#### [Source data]
********************

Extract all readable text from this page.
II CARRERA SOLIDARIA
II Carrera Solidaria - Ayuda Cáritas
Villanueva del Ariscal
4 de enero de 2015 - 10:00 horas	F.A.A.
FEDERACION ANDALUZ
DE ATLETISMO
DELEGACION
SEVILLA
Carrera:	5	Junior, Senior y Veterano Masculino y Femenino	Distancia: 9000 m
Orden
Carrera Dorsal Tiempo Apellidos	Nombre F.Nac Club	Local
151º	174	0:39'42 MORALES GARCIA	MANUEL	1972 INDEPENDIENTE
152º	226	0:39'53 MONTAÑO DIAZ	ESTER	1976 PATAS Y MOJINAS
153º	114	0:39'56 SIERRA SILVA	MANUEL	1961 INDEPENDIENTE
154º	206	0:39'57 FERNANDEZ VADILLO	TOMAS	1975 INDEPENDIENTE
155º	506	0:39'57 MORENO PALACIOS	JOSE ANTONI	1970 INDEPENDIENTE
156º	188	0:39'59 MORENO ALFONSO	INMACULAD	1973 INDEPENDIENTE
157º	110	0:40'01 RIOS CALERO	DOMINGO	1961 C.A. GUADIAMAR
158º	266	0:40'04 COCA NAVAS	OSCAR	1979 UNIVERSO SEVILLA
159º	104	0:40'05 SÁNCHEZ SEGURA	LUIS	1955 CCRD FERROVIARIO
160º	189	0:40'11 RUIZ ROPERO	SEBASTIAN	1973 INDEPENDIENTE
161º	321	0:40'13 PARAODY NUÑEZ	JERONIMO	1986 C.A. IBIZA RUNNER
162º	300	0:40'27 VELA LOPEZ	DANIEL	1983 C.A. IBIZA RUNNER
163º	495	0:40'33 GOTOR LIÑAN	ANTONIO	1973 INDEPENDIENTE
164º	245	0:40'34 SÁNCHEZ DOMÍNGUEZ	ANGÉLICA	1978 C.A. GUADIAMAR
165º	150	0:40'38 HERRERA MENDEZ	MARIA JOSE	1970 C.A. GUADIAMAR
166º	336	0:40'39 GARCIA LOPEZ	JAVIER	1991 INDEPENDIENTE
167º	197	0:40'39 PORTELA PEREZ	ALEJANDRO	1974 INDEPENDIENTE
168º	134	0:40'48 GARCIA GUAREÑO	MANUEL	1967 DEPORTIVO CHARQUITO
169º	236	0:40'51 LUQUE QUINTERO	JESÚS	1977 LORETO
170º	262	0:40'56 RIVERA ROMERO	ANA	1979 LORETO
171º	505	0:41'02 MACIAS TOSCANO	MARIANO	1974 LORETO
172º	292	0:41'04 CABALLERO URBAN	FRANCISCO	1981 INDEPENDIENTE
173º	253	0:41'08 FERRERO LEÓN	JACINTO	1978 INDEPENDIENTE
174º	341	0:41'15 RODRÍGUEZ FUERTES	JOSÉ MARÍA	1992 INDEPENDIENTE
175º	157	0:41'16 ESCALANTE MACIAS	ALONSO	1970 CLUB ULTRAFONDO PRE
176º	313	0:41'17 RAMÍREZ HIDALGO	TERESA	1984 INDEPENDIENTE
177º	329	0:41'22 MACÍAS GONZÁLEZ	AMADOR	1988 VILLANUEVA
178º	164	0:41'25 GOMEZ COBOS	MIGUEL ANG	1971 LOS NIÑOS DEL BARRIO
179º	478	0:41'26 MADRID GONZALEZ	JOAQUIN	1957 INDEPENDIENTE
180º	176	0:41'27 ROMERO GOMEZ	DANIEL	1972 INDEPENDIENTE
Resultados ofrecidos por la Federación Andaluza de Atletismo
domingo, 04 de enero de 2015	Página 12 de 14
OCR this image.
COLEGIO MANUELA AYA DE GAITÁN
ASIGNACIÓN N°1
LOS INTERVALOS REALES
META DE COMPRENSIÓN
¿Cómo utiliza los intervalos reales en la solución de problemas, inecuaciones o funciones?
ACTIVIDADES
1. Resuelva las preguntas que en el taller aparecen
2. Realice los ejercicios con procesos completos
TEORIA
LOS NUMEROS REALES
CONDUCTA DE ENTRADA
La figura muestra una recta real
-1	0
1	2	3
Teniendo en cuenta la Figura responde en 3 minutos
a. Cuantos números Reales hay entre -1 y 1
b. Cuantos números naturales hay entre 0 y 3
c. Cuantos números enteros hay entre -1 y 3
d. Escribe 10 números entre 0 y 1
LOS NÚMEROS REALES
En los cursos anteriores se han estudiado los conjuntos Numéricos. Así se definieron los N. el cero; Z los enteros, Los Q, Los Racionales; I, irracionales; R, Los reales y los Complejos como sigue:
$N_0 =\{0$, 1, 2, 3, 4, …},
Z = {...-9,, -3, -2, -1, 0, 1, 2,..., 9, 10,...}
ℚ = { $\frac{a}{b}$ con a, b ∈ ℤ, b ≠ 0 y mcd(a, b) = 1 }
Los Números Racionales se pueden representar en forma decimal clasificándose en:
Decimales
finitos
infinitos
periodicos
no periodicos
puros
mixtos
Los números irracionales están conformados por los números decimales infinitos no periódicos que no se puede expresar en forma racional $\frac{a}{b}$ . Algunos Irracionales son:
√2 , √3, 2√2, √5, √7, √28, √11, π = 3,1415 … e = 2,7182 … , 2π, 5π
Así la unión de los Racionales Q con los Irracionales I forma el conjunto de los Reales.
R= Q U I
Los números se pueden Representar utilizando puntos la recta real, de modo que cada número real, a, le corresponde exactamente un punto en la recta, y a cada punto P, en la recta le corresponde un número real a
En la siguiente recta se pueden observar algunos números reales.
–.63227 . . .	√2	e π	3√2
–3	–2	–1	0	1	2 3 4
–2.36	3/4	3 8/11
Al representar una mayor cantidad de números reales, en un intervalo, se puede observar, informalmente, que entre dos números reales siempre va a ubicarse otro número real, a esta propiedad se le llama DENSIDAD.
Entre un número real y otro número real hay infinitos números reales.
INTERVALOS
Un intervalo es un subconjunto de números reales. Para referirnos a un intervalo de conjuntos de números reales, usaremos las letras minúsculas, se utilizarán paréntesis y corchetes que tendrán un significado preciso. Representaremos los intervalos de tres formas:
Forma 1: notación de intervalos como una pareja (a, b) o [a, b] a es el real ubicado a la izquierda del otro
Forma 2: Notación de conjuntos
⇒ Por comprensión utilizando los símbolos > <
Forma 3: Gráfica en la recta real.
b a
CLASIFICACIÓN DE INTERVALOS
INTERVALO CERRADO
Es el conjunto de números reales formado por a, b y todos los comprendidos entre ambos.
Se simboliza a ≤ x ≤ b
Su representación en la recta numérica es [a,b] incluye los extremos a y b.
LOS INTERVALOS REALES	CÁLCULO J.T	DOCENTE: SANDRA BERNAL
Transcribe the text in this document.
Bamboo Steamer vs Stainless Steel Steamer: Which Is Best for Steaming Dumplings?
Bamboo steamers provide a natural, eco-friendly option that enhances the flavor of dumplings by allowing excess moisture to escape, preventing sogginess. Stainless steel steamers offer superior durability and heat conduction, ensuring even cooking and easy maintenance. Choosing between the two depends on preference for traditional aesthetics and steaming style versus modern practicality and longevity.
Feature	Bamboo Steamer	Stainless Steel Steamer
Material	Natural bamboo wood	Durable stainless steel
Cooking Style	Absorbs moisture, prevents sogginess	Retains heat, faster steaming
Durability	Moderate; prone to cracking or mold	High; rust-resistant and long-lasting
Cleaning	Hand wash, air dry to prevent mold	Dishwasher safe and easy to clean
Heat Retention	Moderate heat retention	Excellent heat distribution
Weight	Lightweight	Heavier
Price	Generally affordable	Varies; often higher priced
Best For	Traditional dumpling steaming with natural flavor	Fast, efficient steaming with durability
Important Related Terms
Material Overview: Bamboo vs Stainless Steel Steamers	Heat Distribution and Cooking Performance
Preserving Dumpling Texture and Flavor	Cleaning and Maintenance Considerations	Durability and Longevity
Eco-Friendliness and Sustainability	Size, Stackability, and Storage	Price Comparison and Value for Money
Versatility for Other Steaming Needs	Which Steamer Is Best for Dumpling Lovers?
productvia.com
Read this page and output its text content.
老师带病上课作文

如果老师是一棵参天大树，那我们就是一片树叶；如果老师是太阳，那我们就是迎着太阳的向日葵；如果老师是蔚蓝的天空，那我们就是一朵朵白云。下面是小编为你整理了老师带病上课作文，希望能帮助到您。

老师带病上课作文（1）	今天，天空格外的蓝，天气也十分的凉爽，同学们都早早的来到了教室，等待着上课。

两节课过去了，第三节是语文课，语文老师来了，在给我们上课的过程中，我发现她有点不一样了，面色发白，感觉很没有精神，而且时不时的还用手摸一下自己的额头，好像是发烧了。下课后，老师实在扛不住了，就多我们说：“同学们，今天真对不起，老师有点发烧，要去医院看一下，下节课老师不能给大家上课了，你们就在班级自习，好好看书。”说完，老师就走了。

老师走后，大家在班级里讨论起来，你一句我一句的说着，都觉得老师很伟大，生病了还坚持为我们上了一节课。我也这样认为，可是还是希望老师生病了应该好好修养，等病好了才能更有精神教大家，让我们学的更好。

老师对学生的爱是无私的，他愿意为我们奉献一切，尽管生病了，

********************

#### [YOUR INSTRUCTIONS]
For the entries above, count the lines that contain the string "infinitos", and state that number without further comment.

#### [RIGHT ANSWER]
3